▶ **Provided data**:
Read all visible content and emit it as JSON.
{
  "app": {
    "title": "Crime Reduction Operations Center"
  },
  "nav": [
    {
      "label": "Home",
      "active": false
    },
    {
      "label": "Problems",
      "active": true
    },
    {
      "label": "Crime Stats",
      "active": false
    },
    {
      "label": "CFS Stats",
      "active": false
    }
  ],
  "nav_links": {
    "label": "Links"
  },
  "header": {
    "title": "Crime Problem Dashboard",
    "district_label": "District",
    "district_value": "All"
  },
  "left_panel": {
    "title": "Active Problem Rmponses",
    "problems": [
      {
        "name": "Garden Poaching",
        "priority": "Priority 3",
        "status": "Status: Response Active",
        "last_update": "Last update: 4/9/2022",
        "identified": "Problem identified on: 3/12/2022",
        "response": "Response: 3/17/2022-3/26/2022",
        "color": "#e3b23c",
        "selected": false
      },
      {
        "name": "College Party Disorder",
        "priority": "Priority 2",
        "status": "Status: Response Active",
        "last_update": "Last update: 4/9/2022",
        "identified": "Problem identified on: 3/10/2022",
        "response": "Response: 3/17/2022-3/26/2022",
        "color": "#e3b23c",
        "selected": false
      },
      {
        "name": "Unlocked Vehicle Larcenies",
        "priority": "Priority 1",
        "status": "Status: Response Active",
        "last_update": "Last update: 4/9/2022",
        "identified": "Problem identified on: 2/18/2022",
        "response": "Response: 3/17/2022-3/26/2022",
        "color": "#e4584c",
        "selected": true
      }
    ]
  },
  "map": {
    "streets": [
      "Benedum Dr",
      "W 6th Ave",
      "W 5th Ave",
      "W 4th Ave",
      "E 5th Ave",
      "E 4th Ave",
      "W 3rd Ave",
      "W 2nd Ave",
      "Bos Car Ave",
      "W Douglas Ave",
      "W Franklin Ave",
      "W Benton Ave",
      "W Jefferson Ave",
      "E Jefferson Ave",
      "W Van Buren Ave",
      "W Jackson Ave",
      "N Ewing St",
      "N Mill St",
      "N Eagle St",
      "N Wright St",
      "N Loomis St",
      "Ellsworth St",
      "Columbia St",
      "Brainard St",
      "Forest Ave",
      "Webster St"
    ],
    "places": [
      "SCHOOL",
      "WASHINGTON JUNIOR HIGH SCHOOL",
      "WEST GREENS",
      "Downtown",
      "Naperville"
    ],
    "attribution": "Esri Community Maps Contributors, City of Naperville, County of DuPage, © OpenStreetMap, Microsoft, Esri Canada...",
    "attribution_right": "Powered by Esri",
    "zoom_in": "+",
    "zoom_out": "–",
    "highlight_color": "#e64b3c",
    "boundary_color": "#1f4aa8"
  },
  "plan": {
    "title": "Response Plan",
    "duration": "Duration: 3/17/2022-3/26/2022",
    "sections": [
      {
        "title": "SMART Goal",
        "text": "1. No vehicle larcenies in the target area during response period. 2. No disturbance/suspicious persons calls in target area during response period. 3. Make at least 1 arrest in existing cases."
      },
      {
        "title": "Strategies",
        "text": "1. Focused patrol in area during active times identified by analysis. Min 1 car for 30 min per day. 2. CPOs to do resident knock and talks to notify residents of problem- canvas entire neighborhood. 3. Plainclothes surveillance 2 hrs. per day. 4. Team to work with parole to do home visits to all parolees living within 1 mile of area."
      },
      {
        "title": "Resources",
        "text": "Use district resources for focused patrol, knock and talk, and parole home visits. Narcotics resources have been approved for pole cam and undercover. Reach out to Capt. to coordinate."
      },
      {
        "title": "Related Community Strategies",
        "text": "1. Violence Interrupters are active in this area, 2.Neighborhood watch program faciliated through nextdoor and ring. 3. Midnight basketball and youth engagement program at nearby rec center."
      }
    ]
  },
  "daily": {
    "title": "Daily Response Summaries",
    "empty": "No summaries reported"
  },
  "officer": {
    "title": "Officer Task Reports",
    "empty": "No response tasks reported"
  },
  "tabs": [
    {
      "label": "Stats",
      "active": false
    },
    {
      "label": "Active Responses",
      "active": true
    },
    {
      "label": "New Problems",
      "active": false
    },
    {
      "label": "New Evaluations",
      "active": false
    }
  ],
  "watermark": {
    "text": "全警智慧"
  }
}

▶ **Request**:
In the material above, find each line that contains the word "priority", and select it.

▶ **Written response**:
        "priority": "Priority 3",
        "priority": "Priority 2",
        "priority": "Priority 1",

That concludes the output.